Objective:
Reproduce all the lines exactly as they stand, apart from the pictures.

-- Start --

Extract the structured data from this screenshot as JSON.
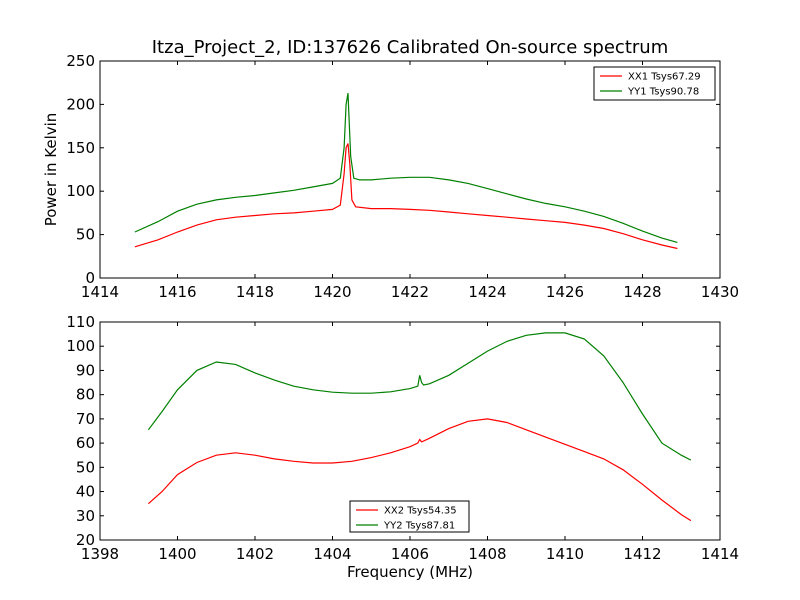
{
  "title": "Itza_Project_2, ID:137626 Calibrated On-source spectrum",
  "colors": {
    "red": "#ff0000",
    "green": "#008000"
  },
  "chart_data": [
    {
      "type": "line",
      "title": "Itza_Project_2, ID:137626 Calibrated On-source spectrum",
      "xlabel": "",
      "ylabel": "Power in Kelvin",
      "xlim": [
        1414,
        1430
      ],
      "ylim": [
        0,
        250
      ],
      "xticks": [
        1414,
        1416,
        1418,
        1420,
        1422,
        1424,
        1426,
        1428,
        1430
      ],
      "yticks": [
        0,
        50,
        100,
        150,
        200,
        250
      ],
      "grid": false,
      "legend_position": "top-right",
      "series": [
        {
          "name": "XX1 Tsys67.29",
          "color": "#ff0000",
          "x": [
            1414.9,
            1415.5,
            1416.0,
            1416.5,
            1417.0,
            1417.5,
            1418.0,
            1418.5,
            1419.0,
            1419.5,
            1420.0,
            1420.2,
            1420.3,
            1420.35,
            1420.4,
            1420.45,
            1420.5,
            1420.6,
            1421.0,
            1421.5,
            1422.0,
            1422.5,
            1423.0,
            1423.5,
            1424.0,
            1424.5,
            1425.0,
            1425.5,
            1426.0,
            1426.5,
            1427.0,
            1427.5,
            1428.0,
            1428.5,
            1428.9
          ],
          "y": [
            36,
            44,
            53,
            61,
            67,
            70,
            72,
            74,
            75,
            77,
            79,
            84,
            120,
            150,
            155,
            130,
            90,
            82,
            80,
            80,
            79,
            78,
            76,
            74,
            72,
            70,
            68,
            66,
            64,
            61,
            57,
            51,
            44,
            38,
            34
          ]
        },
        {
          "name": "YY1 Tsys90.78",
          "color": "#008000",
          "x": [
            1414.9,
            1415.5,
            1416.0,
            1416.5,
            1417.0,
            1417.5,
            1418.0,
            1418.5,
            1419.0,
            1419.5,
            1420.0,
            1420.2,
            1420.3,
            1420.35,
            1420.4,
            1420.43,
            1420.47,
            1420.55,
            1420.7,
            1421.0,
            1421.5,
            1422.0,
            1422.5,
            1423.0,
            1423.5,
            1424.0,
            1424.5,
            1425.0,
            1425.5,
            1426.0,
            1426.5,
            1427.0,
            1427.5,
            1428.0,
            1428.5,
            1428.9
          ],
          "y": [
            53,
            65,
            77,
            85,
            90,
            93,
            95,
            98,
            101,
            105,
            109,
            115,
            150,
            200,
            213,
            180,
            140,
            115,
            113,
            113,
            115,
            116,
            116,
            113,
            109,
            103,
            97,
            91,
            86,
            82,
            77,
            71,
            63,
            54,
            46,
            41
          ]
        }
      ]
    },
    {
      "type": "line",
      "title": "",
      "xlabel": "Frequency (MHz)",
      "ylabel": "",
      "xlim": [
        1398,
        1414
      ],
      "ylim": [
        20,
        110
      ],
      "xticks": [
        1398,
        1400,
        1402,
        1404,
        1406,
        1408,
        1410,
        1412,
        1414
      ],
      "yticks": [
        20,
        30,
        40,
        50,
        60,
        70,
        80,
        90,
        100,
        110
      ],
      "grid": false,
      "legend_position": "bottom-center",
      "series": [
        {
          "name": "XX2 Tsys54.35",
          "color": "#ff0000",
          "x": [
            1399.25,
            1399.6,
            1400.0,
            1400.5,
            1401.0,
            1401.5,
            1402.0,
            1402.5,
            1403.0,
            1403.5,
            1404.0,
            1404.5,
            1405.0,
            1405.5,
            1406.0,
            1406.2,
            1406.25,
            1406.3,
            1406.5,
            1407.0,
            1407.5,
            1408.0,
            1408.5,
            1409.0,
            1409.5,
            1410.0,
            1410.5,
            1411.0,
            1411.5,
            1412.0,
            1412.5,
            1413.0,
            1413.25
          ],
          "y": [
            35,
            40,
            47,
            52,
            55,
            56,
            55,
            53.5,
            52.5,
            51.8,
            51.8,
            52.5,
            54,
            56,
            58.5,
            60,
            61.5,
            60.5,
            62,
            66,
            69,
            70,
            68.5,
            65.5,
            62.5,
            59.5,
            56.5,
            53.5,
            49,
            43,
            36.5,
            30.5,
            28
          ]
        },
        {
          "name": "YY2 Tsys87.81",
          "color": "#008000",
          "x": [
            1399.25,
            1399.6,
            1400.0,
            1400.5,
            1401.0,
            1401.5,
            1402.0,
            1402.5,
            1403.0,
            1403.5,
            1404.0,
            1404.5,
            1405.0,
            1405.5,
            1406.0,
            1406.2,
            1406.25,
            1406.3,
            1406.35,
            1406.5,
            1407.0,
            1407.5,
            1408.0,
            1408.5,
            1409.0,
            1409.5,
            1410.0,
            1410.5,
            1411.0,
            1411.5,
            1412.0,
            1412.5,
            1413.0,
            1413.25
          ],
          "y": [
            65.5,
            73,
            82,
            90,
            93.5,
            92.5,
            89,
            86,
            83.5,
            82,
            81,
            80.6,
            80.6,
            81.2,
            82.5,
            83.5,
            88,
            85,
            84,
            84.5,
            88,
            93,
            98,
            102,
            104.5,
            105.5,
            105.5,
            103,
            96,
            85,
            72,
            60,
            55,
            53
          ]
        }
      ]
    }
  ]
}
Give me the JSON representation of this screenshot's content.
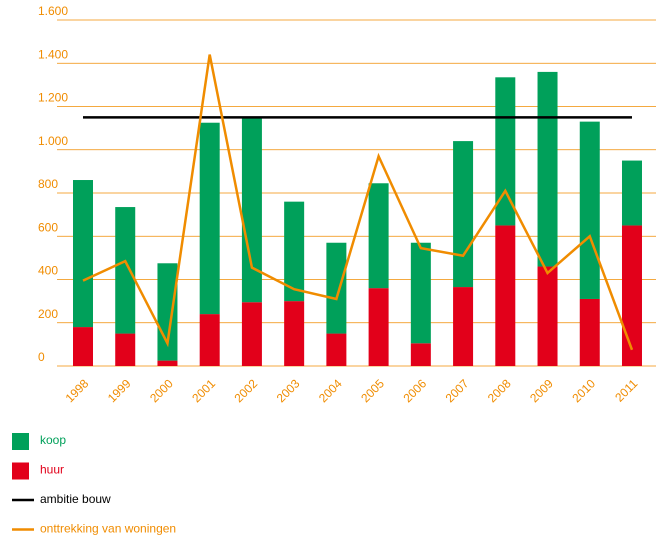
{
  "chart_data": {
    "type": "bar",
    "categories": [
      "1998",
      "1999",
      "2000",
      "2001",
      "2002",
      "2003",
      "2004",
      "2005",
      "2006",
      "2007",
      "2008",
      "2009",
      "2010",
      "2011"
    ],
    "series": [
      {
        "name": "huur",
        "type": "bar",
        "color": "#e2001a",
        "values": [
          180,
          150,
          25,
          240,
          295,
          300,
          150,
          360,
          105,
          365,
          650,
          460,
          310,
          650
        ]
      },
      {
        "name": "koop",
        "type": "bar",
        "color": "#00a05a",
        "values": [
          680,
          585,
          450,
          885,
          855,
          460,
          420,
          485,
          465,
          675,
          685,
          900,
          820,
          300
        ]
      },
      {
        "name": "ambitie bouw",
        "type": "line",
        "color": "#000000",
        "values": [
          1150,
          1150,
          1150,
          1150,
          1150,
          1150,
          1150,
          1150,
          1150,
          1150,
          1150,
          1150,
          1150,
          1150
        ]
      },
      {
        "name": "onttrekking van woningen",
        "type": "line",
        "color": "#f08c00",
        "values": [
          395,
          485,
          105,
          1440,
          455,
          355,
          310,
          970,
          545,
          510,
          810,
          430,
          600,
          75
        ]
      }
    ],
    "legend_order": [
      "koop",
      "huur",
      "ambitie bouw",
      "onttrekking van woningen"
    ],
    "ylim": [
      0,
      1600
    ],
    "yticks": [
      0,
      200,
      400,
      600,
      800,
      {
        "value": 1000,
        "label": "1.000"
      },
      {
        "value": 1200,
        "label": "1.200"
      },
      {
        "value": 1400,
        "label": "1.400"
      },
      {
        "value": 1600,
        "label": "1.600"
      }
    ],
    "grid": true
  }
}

-- End --

Solution:
Extract the structured data from this screenshot as JSON.
{
  "title": "Itza_Project_2, ID:137626 Calibrated On-source spectrum",
  "colors": {
    "red": "#ff0000",
    "green": "#008000"
  },
  "chart_data": [
    {
      "type": "line",
      "title": "Itza_Project_2, ID:137626 Calibrated On-source spectrum",
      "xlabel": "",
      "ylabel": "Power in Kelvin",
      "xlim": [
        1414,
        1430
      ],
      "ylim": [
        0,
        250
      ],
      "xticks": [
        1414,
        1416,
        1418,
        1420,
        1422,
        1424,
        1426,
        1428,
        1430
      ],
      "yticks": [
        0,
        50,
        100,
        150,
        200,
        250
      ],
      "grid": false,
      "legend_position": "top-right",
      "series": [
        {
          "name": "XX1 Tsys67.29",
          "color": "#ff0000",
          "x": [
            1414.9,
            1415.5,
            1416.0,
            1416.5,
            1417.0,
            1417.5,
            1418.0,
            1418.5,
            1419.0,
            1419.5,
            1420.0,
            1420.2,
            1420.3,
            1420.35,
            1420.4,
            1420.45,
            1420.5,
            1420.6,
            1421.0,
            1421.5,
            1422.0,
            1422.5,
            1423.0,
            1423.5,
            1424.0,
            1424.5,
            1425.0,
            1425.5,
            1426.0,
            1426.5,
            1427.0,
            1427.5,
            1428.0,
            1428.5,
            1428.9
          ],
          "y": [
            36,
            44,
            53,
            61,
            67,
            70,
            72,
            74,
            75,
            77,
            79,
            84,
            120,
            150,
            155,
            130,
            90,
            82,
            80,
            80,
            79,
            78,
            76,
            74,
            72,
            70,
            68,
            66,
            64,
            61,
            57,
            51,
            44,
            38,
            34
          ]
        },
        {
          "name": "YY1 Tsys90.78",
          "color": "#008000",
          "x": [
            1414.9,
            1415.5,
            1416.0,
            1416.5,
            1417.0,
            1417.5,
            1418.0,
            1418.5,
            1419.0,
            1419.5,
            1420.0,
            1420.2,
            1420.3,
            1420.35,
            1420.4,
            1420.43,
            1420.47,
            1420.55,
            1420.7,
            1421.0,
            1421.5,
            1422.0,
            1422.5,
            1423.0,
            1423.5,
            1424.0,
            1424.5,
            1425.0,
            1425.5,
            1426.0,
            1426.5,
            1427.0,
            1427.5,
            1428.0,
            1428.5,
            1428.9
          ],
          "y": [
            53,
            65,
            77,
            85,
            90,
            93,
            95,
            98,
            101,
            105,
            109,
            115,
            150,
            200,
            213,
            180,
            140,
            115,
            113,
            113,
            115,
            116,
            116,
            113,
            109,
            103,
            97,
            91,
            86,
            82,
            77,
            71,
            63,
            54,
            46,
            41
          ]
        }
      ]
    },
    {
      "type": "line",
      "title": "",
      "xlabel": "Frequency (MHz)",
      "ylabel": "",
      "xlim": [
        1398,
        1414
      ],
      "ylim": [
        20,
        110
      ],
      "xticks": [
        1398,
        1400,
        1402,
        1404,
        1406,
        1408,
        1410,
        1412,
        1414
      ],
      "yticks": [
        20,
        30,
        40,
        50,
        60,
        70,
        80,
        90,
        100,
        110
      ],
      "grid": false,
      "legend_position": "bottom-center",
      "series": [
        {
          "name": "XX2 Tsys54.35",
          "color": "#ff0000",
          "x": [
            1399.25,
            1399.6,
            1400.0,
            1400.5,
            1401.0,
            1401.5,
            1402.0,
            1402.5,
            1403.0,
            1403.5,
            1404.0,
            1404.5,
            1405.0,
            1405.5,
            1406.0,
            1406.2,
            1406.25,
            1406.3,
            1406.5,
            1407.0,
            1407.5,
            1408.0,
            1408.5,
            1409.0,
            1409.5,
            1410.0,
            1410.5,
            1411.0,
            1411.5,
            1412.0,
            1412.5,
            1413.0,
            1413.25
          ],
          "y": [
            35,
            40,
            47,
            52,
            55,
            56,
            55,
            53.5,
            52.5,
            51.8,
            51.8,
            52.5,
            54,
            56,
            58.5,
            60,
            61.5,
            60.5,
            62,
            66,
            69,
            70,
            68.5,
            65.5,
            62.5,
            59.5,
            56.5,
            53.5,
            49,
            43,
            36.5,
            30.5,
            28
          ]
        },
        {
          "name": "YY2 Tsys87.81",
          "color": "#008000",
          "x": [
            1399.25,
            1399.6,
            1400.0,
            1400.5,
            1401.0,
            1401.5,
            1402.0,
            1402.5,
            1403.0,
            1403.5,
            1404.0,
            1404.5,
            1405.0,
            1405.5,
            1406.0,
            1406.2,
            1406.25,
            1406.3,
            1406.35,
            1406.5,
            1407.0,
            1407.5,
            1408.0,
            1408.5,
            1409.0,
            1409.5,
            1410.0,
            1410.5,
            1411.0,
            1411.5,
            1412.0,
            1412.5,
            1413.0,
            1413.25
          ],
          "y": [
            65.5,
            73,
            82,
            90,
            93.5,
            92.5,
            89,
            86,
            83.5,
            82,
            81,
            80.6,
            80.6,
            81.2,
            82.5,
            83.5,
            88,
            85,
            84,
            84.5,
            88,
            93,
            98,
            102,
            104.5,
            105.5,
            105.5,
            103,
            96,
            85,
            72,
            60,
            55,
            53
          ]
        }
      ]
    }
  ]
}
Give me the JSON representation of this screenshot's content.
{
  "chart_data": {
    "type": "bar",
    "categories": [
      "1998",
      "1999",
      "2000",
      "2001",
      "2002",
      "2003",
      "2004",
      "2005",
      "2006",
      "2007",
      "2008",
      "2009",
      "2010",
      "2011"
    ],
    "series": [
      {
        "name": "huur",
        "type": "bar",
        "color": "#e2001a",
        "values": [
          180,
          150,
          25,
          240,
          295,
          300,
          150,
          360,
          105,
          365,
          650,
          460,
          310,
          650
        ]
      },
      {
        "name": "koop",
        "type": "bar",
        "color": "#00a05a",
        "values": [
          680,
          585,
          450,
          885,
          855,
          460,
          420,
          485,
          465,
          675,
          685,
          900,
          820,
          300
        ]
      },
      {
        "name": "ambitie bouw",
        "type": "line",
        "color": "#000000",
        "values": [
          1150,
          1150,
          1150,
          1150,
          1150,
          1150,
          1150,
          1150,
          1150,
          1150,
          1150,
          1150,
          1150,
          1150
        ]
      },
      {
        "name": "onttrekking van woningen",
        "type": "line",
        "color": "#f08c00",
        "values": [
          395,
          485,
          105,
          1440,
          455,
          355,
          310,
          970,
          545,
          510,
          810,
          430,
          600,
          75
        ]
      }
    ],
    "legend_order": [
      "koop",
      "huur",
      "ambitie bouw",
      "onttrekking van woningen"
    ],
    "ylim": [
      0,
      1600
    ],
    "yticks": [
      0,
      200,
      400,
      600,
      800,
      {
        "value": 1000,
        "label": "1.000"
      },
      {
        "value": 1200,
        "label": "1.200"
      },
      {
        "value": 1400,
        "label": "1.400"
      },
      {
        "value": 1600,
        "label": "1.600"
      }
    ],
    "grid": true
  }
}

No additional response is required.